Dataset excerpts
= = =

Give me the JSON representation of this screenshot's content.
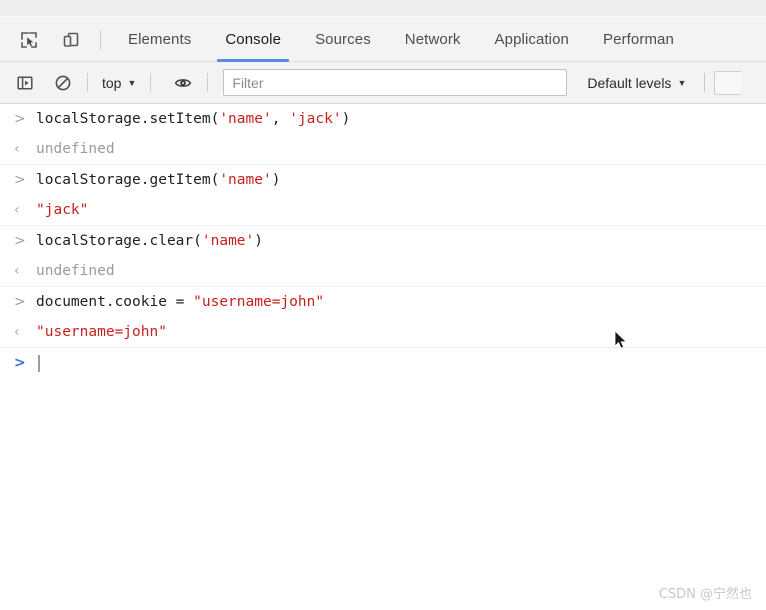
{
  "devtools": {
    "tabbar": {
      "inspect_icon": "inspect-element-icon",
      "device_icon": "device-toolbar-icon",
      "tabs": [
        {
          "label": "Elements",
          "active": false
        },
        {
          "label": "Console",
          "active": true
        },
        {
          "label": "Sources",
          "active": false
        },
        {
          "label": "Network",
          "active": false
        },
        {
          "label": "Application",
          "active": false
        },
        {
          "label": "Performan",
          "active": false
        }
      ],
      "active_tab": "Console",
      "active_underline_color": "#5b87e8"
    },
    "controlbar": {
      "sidebar_icon": "console-sidebar-icon",
      "clear_icon": "clear-console-icon",
      "context_label": "top",
      "context_caret": "▼",
      "eye_icon": "live-expression-eye-icon",
      "filter_placeholder": "Filter",
      "filter_value": "",
      "levels_label": "Default levels",
      "levels_caret": "▼"
    },
    "console": {
      "input_marker": ">",
      "output_marker": "‹",
      "prompt_marker": ">",
      "entries": [
        {
          "input_code": "localStorage.setItem(",
          "input_parts": [
            {
              "text": "localStorage.setItem(",
              "kind": "code"
            },
            {
              "text": "'name'",
              "kind": "string"
            },
            {
              "text": ", ",
              "kind": "code"
            },
            {
              "text": "'jack'",
              "kind": "string"
            },
            {
              "text": ")",
              "kind": "code"
            }
          ],
          "output_text": "undefined",
          "output_kind": "undefined"
        },
        {
          "input_parts": [
            {
              "text": "localStorage.getItem(",
              "kind": "code"
            },
            {
              "text": "'name'",
              "kind": "string"
            },
            {
              "text": ")",
              "kind": "code"
            }
          ],
          "output_text": "\"jack\"",
          "output_kind": "string"
        },
        {
          "input_parts": [
            {
              "text": "localStorage.clear(",
              "kind": "code"
            },
            {
              "text": "'name'",
              "kind": "string"
            },
            {
              "text": ")",
              "kind": "code"
            }
          ],
          "output_text": "undefined",
          "output_kind": "undefined"
        },
        {
          "input_parts": [
            {
              "text": "document.cookie = ",
              "kind": "code"
            },
            {
              "text": "\"username=john\"",
              "kind": "string"
            }
          ],
          "output_text": "\"username=john\"",
          "output_kind": "string"
        }
      ],
      "current_input_value": ""
    },
    "watermark": "CSDN @宁然也",
    "colors": {
      "accent": "#5b87e8",
      "string": "#c5221f",
      "code": "#202124",
      "undefined": "#9b9b9b",
      "toolbar_bg": "#f3f3f3"
    }
  }
}
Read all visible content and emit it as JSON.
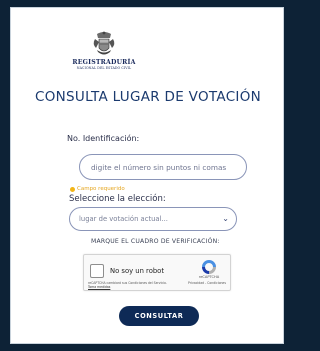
{
  "logo": {
    "title": "REGISTRADURÍA",
    "subtitle": "NACIONAL DEL ESTADO CIVIL",
    "icon": "coat-of-arms-icon"
  },
  "page_title": "CONSULTA LUGAR DE VOTACIÓN",
  "form": {
    "id_label": "No. Identificación:",
    "id_placeholder": "digite el número sin puntos ni comas",
    "required_hint": "Campo requerido",
    "election_label": "Seleccione la elección:",
    "election_value": "lugar de votación actual...",
    "captcha_hint": "MARQUE EL CUADRO DE VERIFICACIÓN:",
    "submit_label": "CONSULTAR"
  },
  "recaptcha": {
    "label": "No soy un robot",
    "fine_print": "reCAPTCHA cambiará sus Condiciones del Servicio.",
    "fine_link": "Toma medidas",
    "brand": "reCAPTCHA",
    "terms": "Privacidad - Condiciones"
  },
  "colors": {
    "background": "#0d2236",
    "title": "#1b3a6e",
    "button": "#0e2a56",
    "required": "#f2b518"
  }
}
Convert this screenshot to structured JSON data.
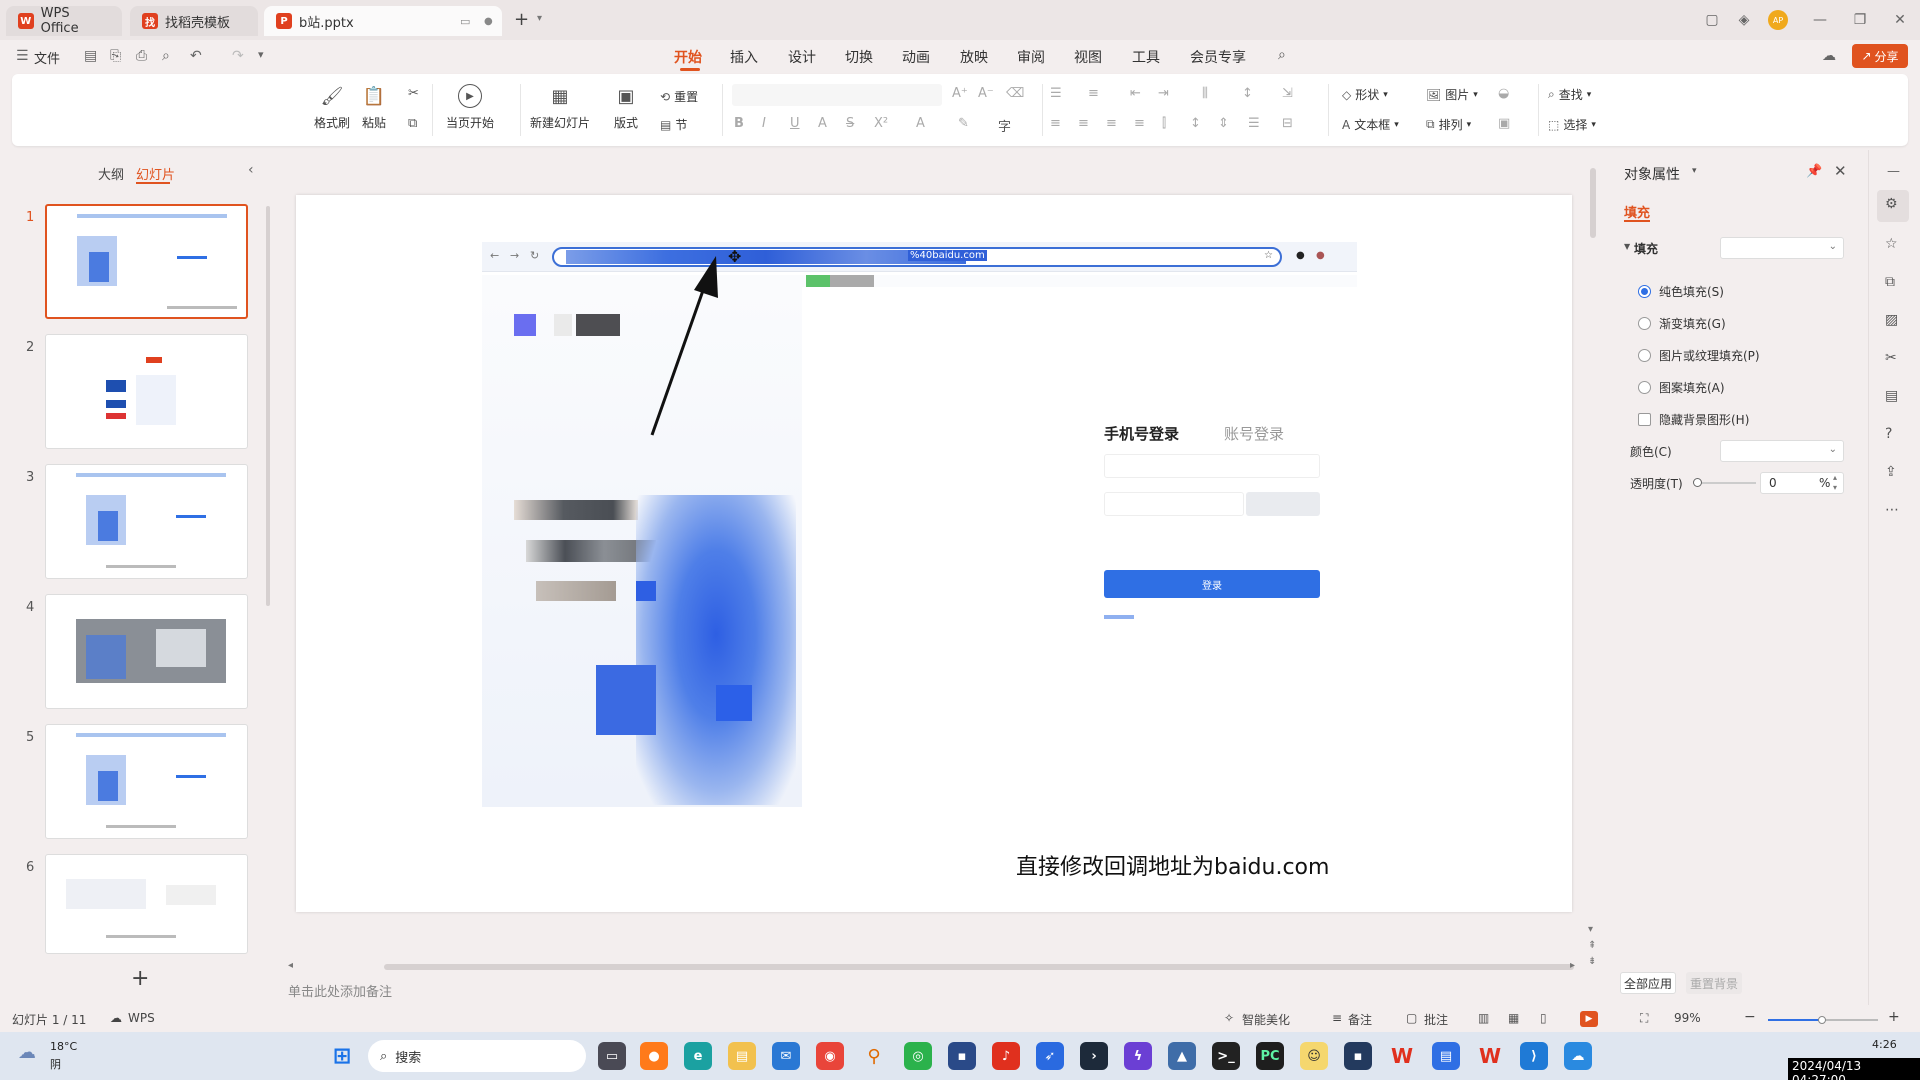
{
  "tabs": [
    {
      "label": "WPS Office",
      "logo": "W"
    },
    {
      "label": "找稻壳模板",
      "logo": "找"
    },
    {
      "label": "b站.pptx",
      "logo": "P"
    }
  ],
  "menu": {
    "file": "文件",
    "items": [
      "开始",
      "插入",
      "设计",
      "切换",
      "动画",
      "放映",
      "审阅",
      "视图",
      "工具",
      "会员专享"
    ],
    "active": "开始",
    "share": "分享",
    "avatar_text": "AP"
  },
  "ribbon": {
    "format_painter": "格式刷",
    "paste": "粘贴",
    "from_current": "当页开始",
    "new_slide": "新建幻灯片",
    "layout": "版式",
    "reset": "重置",
    "section": "节",
    "shape": "形状",
    "picture": "图片",
    "textbox": "文本框",
    "arrange": "排列",
    "find": "查找",
    "select": "选择"
  },
  "left_panel": {
    "outline_tab": "大纲",
    "slides_tab": "幻灯片",
    "slide_numbers": [
      "1",
      "2",
      "3",
      "4",
      "5",
      "6"
    ],
    "add_label": "+"
  },
  "slide": {
    "caption": "直接修改回调地址为baidu.com",
    "login": {
      "phone_login": "手机号登录",
      "account_login": "账号登录",
      "login_button": "登录"
    },
    "url_fragment": "%40baidu.com"
  },
  "notes_placeholder": "单击此处添加备注",
  "right_panel": {
    "title": "对象属性",
    "tab": "填充",
    "section": "填充",
    "options": [
      "纯色填充(S)",
      "渐变填充(G)",
      "图片或纹理填充(P)",
      "图案填充(A)"
    ],
    "hide_bg": "隐藏背景图形(H)",
    "color_label": "颜色(C)",
    "transparency_label": "透明度(T)",
    "transparency_value": "0",
    "percent": "%",
    "apply_all": "全部应用",
    "reset_bg": "重置背景"
  },
  "status": {
    "slide_counter": "幻灯片 1 / 11",
    "wps": "WPS",
    "beautify": "智能美化",
    "notes": "备注",
    "comments": "批注",
    "zoom": "99%"
  },
  "taskbar": {
    "weather_temp": "18°C",
    "weather_desc": "阴",
    "search": "搜索",
    "time": "4:26",
    "datetime": "2024/04/13 04:27:00"
  },
  "colors": {
    "accent": "#e0531f",
    "blue_button": "#2f6fe4",
    "tab_bar": "#ece6e6"
  }
}
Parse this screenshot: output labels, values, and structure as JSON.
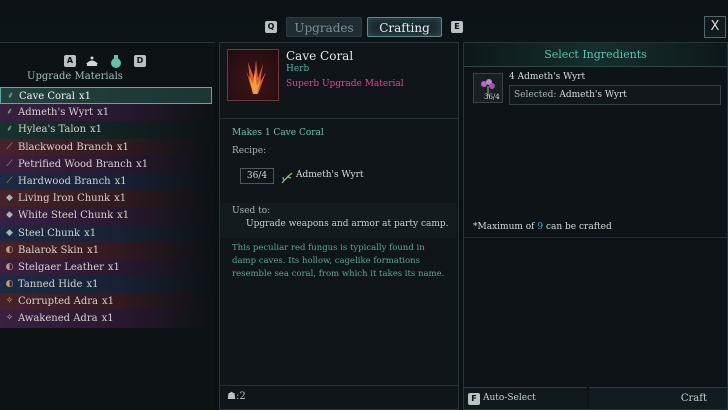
{
  "header": {
    "left_key": "Q",
    "right_key": "E",
    "tabs": [
      {
        "label": "Upgrades",
        "active": false
      },
      {
        "label": "Crafting",
        "active": true
      }
    ],
    "close_label": "X"
  },
  "sidebar": {
    "filter_left_key": "A",
    "filter_right_key": "D",
    "filters": [
      "all-items-icon",
      "potion-icon"
    ],
    "title": "Upgrade Materials",
    "items": [
      {
        "label": "Cave Coral",
        "qty": "x1",
        "selected": true,
        "rarity": "green",
        "icon": "herb-icon"
      },
      {
        "label": "Admeth's Wyrt",
        "qty": "x1",
        "selected": false,
        "rarity": "purple",
        "icon": "herb-icon"
      },
      {
        "label": "Hylea's Talon",
        "qty": "x1",
        "selected": false,
        "rarity": "green",
        "icon": "herb-icon"
      },
      {
        "label": "Blackwood Branch",
        "qty": "x1",
        "selected": false,
        "rarity": "red",
        "icon": "branch-icon"
      },
      {
        "label": "Petrified Wood Branch",
        "qty": "x1",
        "selected": false,
        "rarity": "purple",
        "icon": "branch-icon"
      },
      {
        "label": "Hardwood Branch",
        "qty": "x1",
        "selected": false,
        "rarity": "blue",
        "icon": "branch-icon"
      },
      {
        "label": "Living Iron Chunk",
        "qty": "x1",
        "selected": false,
        "rarity": "red",
        "icon": "ore-icon"
      },
      {
        "label": "White Steel Chunk",
        "qty": "x1",
        "selected": false,
        "rarity": "purple",
        "icon": "ore-icon"
      },
      {
        "label": "Steel Chunk",
        "qty": "x1",
        "selected": false,
        "rarity": "blue",
        "icon": "ore-icon"
      },
      {
        "label": "Balarok Skin",
        "qty": "x1",
        "selected": false,
        "rarity": "red",
        "icon": "leather-icon"
      },
      {
        "label": "Stelgaer Leather",
        "qty": "x1",
        "selected": false,
        "rarity": "purple",
        "icon": "leather-icon"
      },
      {
        "label": "Tanned Hide",
        "qty": "x1",
        "selected": false,
        "rarity": "blue",
        "icon": "leather-icon"
      },
      {
        "label": "Corrupted Adra",
        "qty": "x1",
        "selected": false,
        "rarity": "red",
        "icon": "adra-icon"
      },
      {
        "label": "Awakened Adra",
        "qty": "x1",
        "selected": false,
        "rarity": "purple",
        "icon": "adra-icon"
      }
    ]
  },
  "detail": {
    "name": "Cave Coral",
    "type": "Herb",
    "rarity": "Superb Upgrade Material",
    "makes": "Makes 1 Cave Coral",
    "recipe_label": "Recipe:",
    "recipe": {
      "count": "36/4",
      "ingredient": "Admeth's Wyrt"
    },
    "used_to_label": "Used to:",
    "used_to": "Upgrade weapons and armor at party camp.",
    "description": "This peculiar red fungus is typically found in damp caves. Its hollow, cagelike formations resemble sea coral, from which it takes its name.",
    "footer_count": ":2"
  },
  "ingredients": {
    "title": "Select Ingredients",
    "item": {
      "name": "4 Admeth's Wyrt",
      "count": "36/4",
      "selected_label": "Selected:",
      "selected_value": "Admeth's Wyrt"
    },
    "max_prefix": "*Maximum of ",
    "max_value": "9",
    "max_suffix": " can be crafted",
    "auto_key": "F",
    "auto_label": "Auto-Select Ingredients",
    "craft_label": "Craft"
  },
  "colors": {
    "accent": "#5fc2ae",
    "rarity_superb": "#e0479a",
    "highlight_number": "#3fb0e0"
  }
}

= = =

• WHAT YOU ARE ASKED TO DO
Scan the material and collect every line that contains "true".

• WRITTEN RESPONSE
          "active": true
        "active": true
        "selected": true,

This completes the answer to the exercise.